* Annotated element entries

*-*-*

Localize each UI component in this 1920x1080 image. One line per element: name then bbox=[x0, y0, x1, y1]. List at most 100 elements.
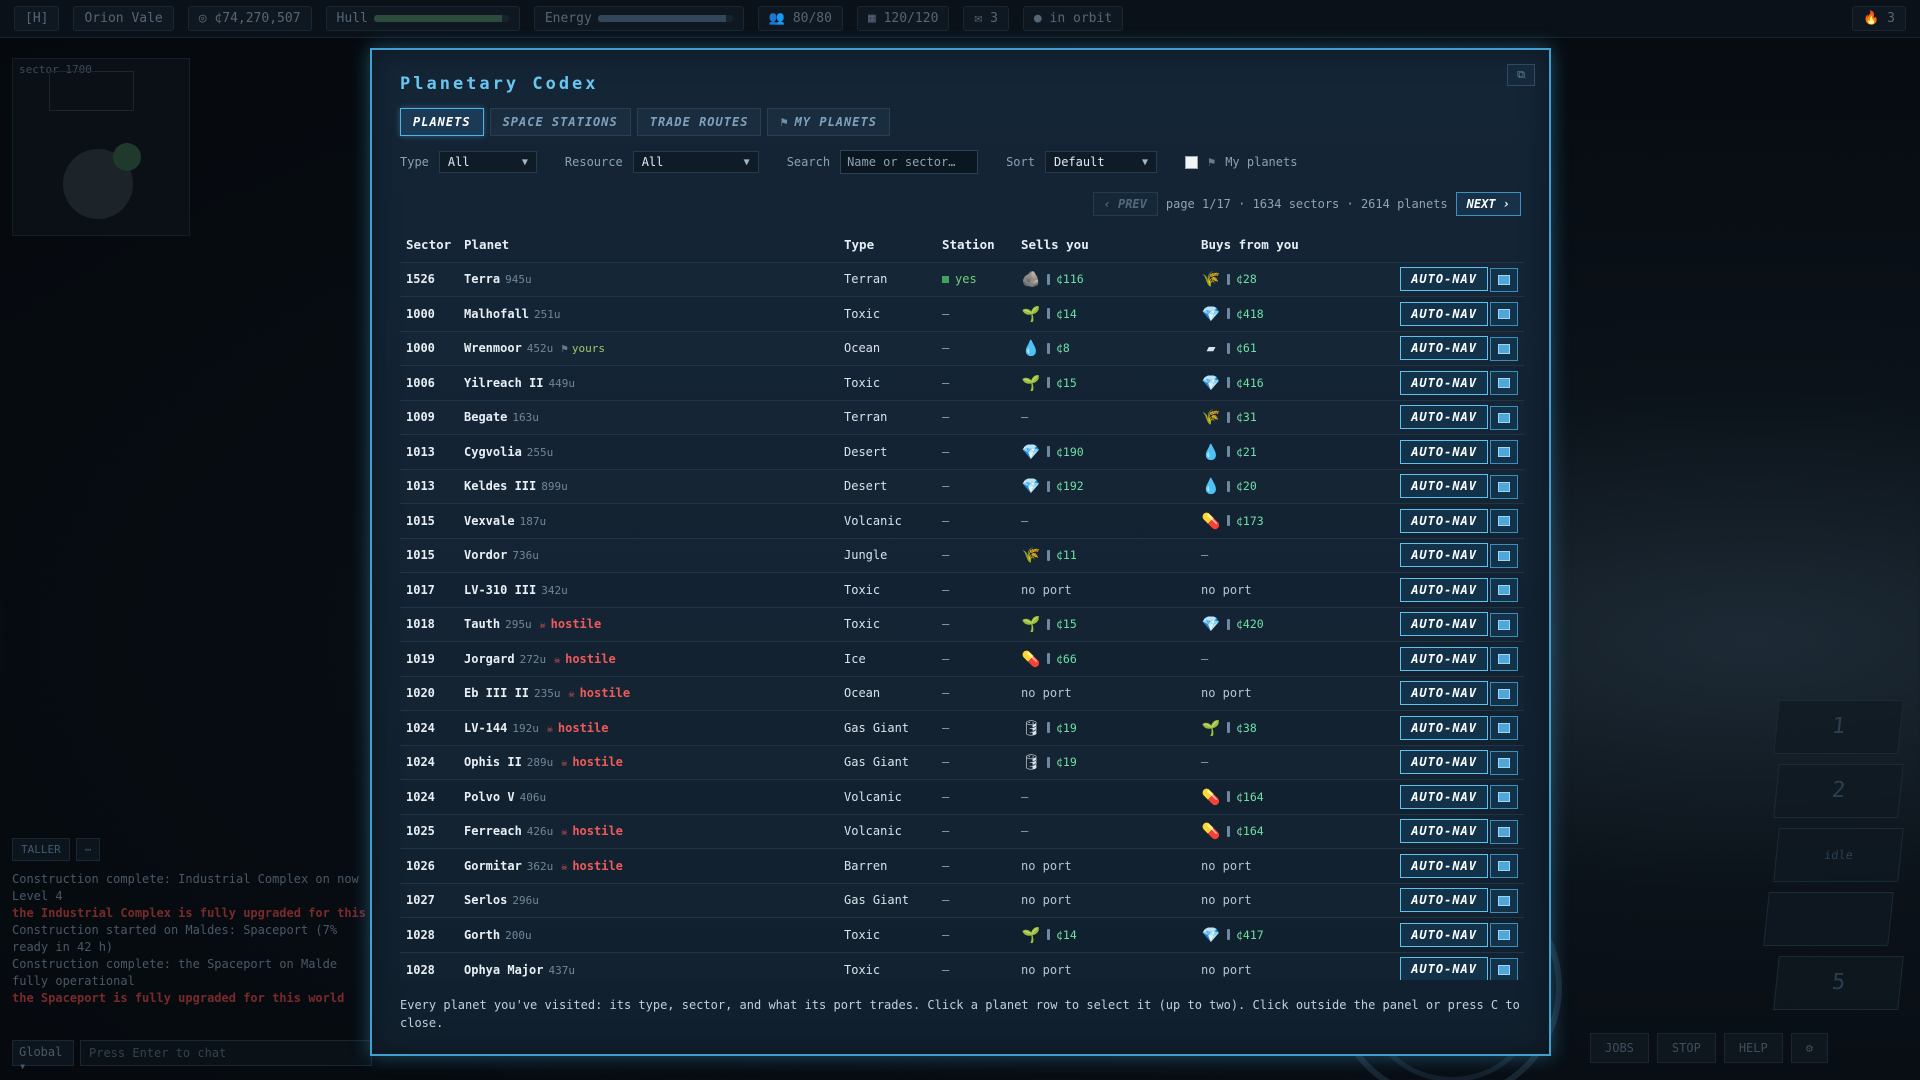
table-row[interactable]: 1024 Ophis II 289u ☠ hostile Gas Giant – 🛢 ¢19 – A… bbox=[400, 745, 1524, 780]
minimap[interactable]: sector 1700 bbox=[12, 58, 190, 236]
prev-page-button[interactable]: ‹ PREV bbox=[1092, 192, 1158, 216]
table-row[interactable]: 1000 Malhofall 251u Toxic – 🌱 ¢14 💎 ¢418 AUTO-NAV bbox=[400, 296, 1524, 332]
table-row[interactable]: 1026 Gormitar 362u ☠ hostile Barren – no port no… bbox=[400, 848, 1524, 884]
map-icon[interactable] bbox=[1490, 819, 1518, 844]
column-header-type[interactable]: Type bbox=[838, 228, 936, 262]
next-page-button[interactable]: NEXT › bbox=[1455, 192, 1521, 216]
auto-nav-button[interactable]: AUTO-NAV bbox=[1400, 922, 1488, 947]
map-icon[interactable] bbox=[1490, 612, 1518, 637]
table-row[interactable]: 1024 Polvo V 406u Volcanic – – 💊 ¢164 AUTO-NAV bbox=[400, 779, 1524, 815]
table-row[interactable]: 1013 Cygvolia 255u Desert – 💎 ¢190 💧 ¢21 AUTO-NAV bbox=[400, 434, 1524, 470]
auto-nav-button[interactable]: AUTO-NAV bbox=[1400, 784, 1488, 809]
stop-button[interactable]: STOP bbox=[1656, 1033, 1716, 1063]
auto-nav-button[interactable]: AUTO-NAV bbox=[1400, 577, 1488, 602]
auto-nav-button[interactable]: AUTO-NAV bbox=[1400, 474, 1488, 498]
column-header-sector[interactable]: Sector bbox=[400, 228, 458, 262]
map-icon[interactable] bbox=[1490, 267, 1518, 292]
settings-button[interactable]: ⚙ bbox=[1790, 1033, 1828, 1063]
map-icon[interactable] bbox=[1490, 336, 1518, 361]
chat-input[interactable]: Press Enter to chat bbox=[80, 1040, 372, 1066]
table-row[interactable]: 1028 Gorth 200u Toxic – 🌱 ¢14 💎 ¢417 AUTO-NAV bbox=[400, 917, 1524, 953]
map-icon[interactable] bbox=[1490, 302, 1518, 326]
table-row[interactable]: 1024 LV-144 192u ☠ hostile Gas Giant – 🛢 ¢19 🌱 ¢38… bbox=[400, 710, 1524, 746]
tab-planets[interactable]: PLANETS bbox=[400, 108, 484, 136]
table-row[interactable]: 1006 Yilreach II 449u Toxic – 🌱 ¢15 💎 ¢416 AUTO-N… bbox=[400, 365, 1524, 401]
table-row[interactable]: 1015 Vordor 736u Jungle – 🌾 ¢11 – AUTO-NAV bbox=[400, 538, 1524, 573]
slot-4[interactable] bbox=[1763, 892, 1894, 946]
map-icon[interactable] bbox=[1490, 543, 1518, 568]
auto-nav-button[interactable]: AUTO-NAV bbox=[1400, 267, 1488, 291]
table-row[interactable]: 1526 Terra 945u Terran yes 🪨 ¢116 🌾 ¢28 AUTO-NAV bbox=[400, 262, 1524, 297]
chat-tab-extra[interactable]: ⋯ bbox=[75, 838, 101, 861]
flag-icon: ⚑ bbox=[780, 115, 789, 129]
map-icon[interactable] bbox=[1490, 923, 1518, 947]
map-icon[interactable] bbox=[1490, 647, 1518, 671]
column-header-planet[interactable]: Planet bbox=[458, 228, 838, 262]
slot-5[interactable]: 5 bbox=[1773, 956, 1904, 1010]
alert-badge[interactable]: 🔥 3 bbox=[1852, 6, 1906, 31]
mail-count[interactable]: ✉ 3 bbox=[963, 6, 1009, 31]
table-row[interactable]: 1028 Ophya Major 437u Toxic – no port no port A… bbox=[400, 952, 1524, 980]
table-row[interactable]: 1015 Vexvale 187u Volcanic – – 💊 ¢173 AUTO-NAV bbox=[400, 503, 1524, 539]
column-header-sells[interactable]: Sells you bbox=[1015, 228, 1195, 262]
slot-1[interactable]: 1 bbox=[1773, 700, 1904, 754]
tab-trade-routes[interactable]: TRADE ROUTES bbox=[636, 108, 762, 136]
my-planets-checkbox[interactable] bbox=[1184, 155, 1198, 169]
auto-nav-button[interactable]: AUTO-NAV bbox=[1400, 646, 1488, 671]
auto-nav-button[interactable]: AUTO-NAV bbox=[1400, 750, 1488, 774]
auto-nav-button[interactable]: AUTO-NAV bbox=[1400, 853, 1488, 878]
auto-nav-button[interactable]: AUTO-NAV bbox=[1400, 301, 1488, 326]
search-input[interactable]: Name or sector… bbox=[840, 150, 979, 174]
map-icon[interactable] bbox=[1490, 440, 1518, 464]
chat-tab[interactable]: TALLER bbox=[12, 838, 70, 861]
slot-2[interactable]: 2 bbox=[1773, 764, 1904, 818]
auto-nav-button[interactable]: AUTO-NAV bbox=[1400, 543, 1488, 567]
auto-nav-button[interactable]: AUTO-NAV bbox=[1400, 957, 1488, 980]
auto-nav-button[interactable]: AUTO-NAV bbox=[1400, 681, 1488, 705]
auto-nav-button[interactable]: AUTO-NAV bbox=[1400, 336, 1488, 360]
tab-space-stations[interactable]: SPACE STATIONS bbox=[489, 108, 631, 136]
map-icon[interactable] bbox=[1490, 371, 1518, 395]
map-icon[interactable] bbox=[1490, 578, 1518, 602]
home-button[interactable]: [H] bbox=[14, 6, 60, 31]
resource-filter-select[interactable]: All ▼ bbox=[632, 151, 759, 173]
auto-nav-button[interactable]: AUTO-NAV bbox=[1400, 612, 1488, 636]
map-icon[interactable] bbox=[1490, 888, 1518, 913]
table-row[interactable]: 1018 Tauth 295u ☠ hostile Toxic – 🌱 ¢15 💎 ¢420 AUTO… bbox=[400, 607, 1524, 642]
auto-nav-button[interactable]: AUTO-NAV bbox=[1400, 819, 1488, 843]
table-row[interactable]: 1017 LV-310 III 342u Toxic – no port no port AU… bbox=[400, 572, 1524, 608]
map-icon[interactable] bbox=[1490, 716, 1518, 740]
table-row[interactable]: 1027 Serlos 296u Gas Giant – no port no port AU… bbox=[400, 883, 1524, 918]
slot-3[interactable]: idle bbox=[1773, 828, 1904, 882]
table-row[interactable]: 1025 Ferreach 426u ☠ hostile Volcanic – – 💊 ¢164 A… bbox=[400, 814, 1524, 849]
help-button[interactable]: HELP bbox=[1723, 1033, 1783, 1063]
map-icon[interactable] bbox=[1490, 750, 1518, 775]
map-icon[interactable] bbox=[1490, 854, 1518, 878]
column-header-buys[interactable]: Buys from you bbox=[1195, 228, 1375, 262]
planet-table-container[interactable]: Sector Planet Type Station Sells you Buy… bbox=[400, 228, 1524, 980]
column-header-station[interactable]: Station bbox=[936, 228, 1015, 262]
type-filter-select[interactable]: All ▼ bbox=[438, 151, 537, 173]
auto-nav-button[interactable]: AUTO-NAV bbox=[1400, 715, 1488, 740]
table-row[interactable]: 1013 Keldes III 899u Desert – 💎 ¢192 💧 ¢20 AUTO-N… bbox=[400, 469, 1524, 504]
auto-nav-button[interactable]: AUTO-NAV bbox=[1400, 370, 1488, 395]
auto-nav-button[interactable]: AUTO-NAV bbox=[1400, 888, 1488, 912]
table-row[interactable]: 1000 Wrenmoor 452u ⚑ yours Ocean – 💧 ¢8 ▰ ¢61 AUTO-… bbox=[400, 331, 1524, 366]
chat-channel-select[interactable]: Global ▾ bbox=[12, 1040, 74, 1073]
table-row[interactable]: 1009 Begate 163u Terran – – 🌾 ¢31 AUTO-NAV bbox=[400, 400, 1524, 435]
table-row[interactable]: 1019 Jorgard 272u ☠ hostile Ice – 💊 ¢66 – AUTO-NAV bbox=[400, 641, 1524, 677]
tab-my-planets[interactable]: ⚑ MY PLANETS bbox=[767, 108, 890, 136]
map-icon[interactable] bbox=[1490, 681, 1518, 706]
map-icon[interactable] bbox=[1490, 405, 1518, 430]
map-icon[interactable] bbox=[1490, 957, 1518, 980]
map-icon[interactable] bbox=[1490, 509, 1518, 533]
map-icon[interactable] bbox=[1490, 785, 1518, 809]
auto-nav-button[interactable]: AUTO-NAV bbox=[1400, 405, 1488, 429]
popout-icon[interactable]: ⧉ bbox=[1507, 64, 1535, 86]
table-row[interactable]: 1020 Eb III II 235u ☠ hostile Ocean – no port no… bbox=[400, 676, 1524, 711]
sort-select[interactable]: Default ▼ bbox=[1044, 151, 1157, 173]
map-icon[interactable] bbox=[1490, 474, 1518, 499]
auto-nav-button[interactable]: AUTO-NAV bbox=[1400, 439, 1488, 464]
jobs-button[interactable]: JOBS bbox=[1590, 1033, 1649, 1063]
auto-nav-button[interactable]: AUTO-NAV bbox=[1400, 508, 1488, 533]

*-*-*

* Short exercise
Report how many lines of the material contain the string "planets". Give only the number.

* Exercise answer
3